▶ [Task description]: Write out the full set of records below exactly.

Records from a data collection
+---+

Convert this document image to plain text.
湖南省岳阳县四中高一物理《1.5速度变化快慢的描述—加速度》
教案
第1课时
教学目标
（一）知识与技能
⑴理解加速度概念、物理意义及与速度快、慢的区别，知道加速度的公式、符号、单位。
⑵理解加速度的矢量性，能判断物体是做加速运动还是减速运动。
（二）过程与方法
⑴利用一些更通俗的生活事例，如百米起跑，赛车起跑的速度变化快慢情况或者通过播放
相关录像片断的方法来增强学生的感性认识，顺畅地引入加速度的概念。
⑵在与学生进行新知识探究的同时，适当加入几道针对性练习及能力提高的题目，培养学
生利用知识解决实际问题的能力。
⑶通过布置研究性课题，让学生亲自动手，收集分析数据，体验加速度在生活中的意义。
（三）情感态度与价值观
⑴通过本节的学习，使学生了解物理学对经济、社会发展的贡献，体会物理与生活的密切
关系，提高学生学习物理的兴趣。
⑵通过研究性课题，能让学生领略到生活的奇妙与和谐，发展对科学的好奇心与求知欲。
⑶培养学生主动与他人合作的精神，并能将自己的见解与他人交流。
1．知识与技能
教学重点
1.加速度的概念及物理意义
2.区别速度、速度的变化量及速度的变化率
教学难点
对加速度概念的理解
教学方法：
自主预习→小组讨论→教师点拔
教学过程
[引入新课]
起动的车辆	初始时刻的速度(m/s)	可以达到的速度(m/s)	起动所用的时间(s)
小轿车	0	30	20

+---+

▶ [The answer]:
Convert this document image to plain text.
湖南省岳阳县四中高一物理《1.5速度变化快慢的描述—加速度》
教案
第1课时
教学目标
（一）知识与技能
⑴理解加速度概念、物理意义及与速度快、慢的区别，知道加速度的公式、符号、单位。
⑵理解加速度的矢量性，能判断物体是做加速运动还是减速运动。
（二）过程与方法
⑴利用一些更通俗的生活事例，如百米起跑，赛车起跑的速度变化快慢情况或者通过播放
相关录像片断的方法来增强学生的感性认识，顺畅地引入加速度的概念。
⑵在与学生进行新知识探究的同时，适当加入几道针对性练习及能力提高的题目，培养学
生利用知识解决实际问题的能力。
⑶通过布置研究性课题，让学生亲自动手，收集分析数据，体验加速度在生活中的意义。
（三）情感态度与价值观
⑴通过本节的学习，使学生了解物理学对经济、社会发展的贡献，体会物理与生活的密切
关系，提高学生学习物理的兴趣。
⑵通过研究性课题，能让学生领略到生活的奇妙与和谐，发展对科学的好奇心与求知欲。
⑶培养学生主动与他人合作的精神，并能将自己的见解与他人交流。
1．知识与技能
教学重点
1.加速度的概念及物理意义
2.区别速度、速度的变化量及速度的变化率
教学难点
对加速度概念的理解
教学方法：
自主预习→小组讨论→教师点拔
教学过程
[引入新课]
起动的车辆	初始时刻的速度(m/s)	可以达到的速度(m/s)	起动所用的时间(s)
小轿车	0	30	20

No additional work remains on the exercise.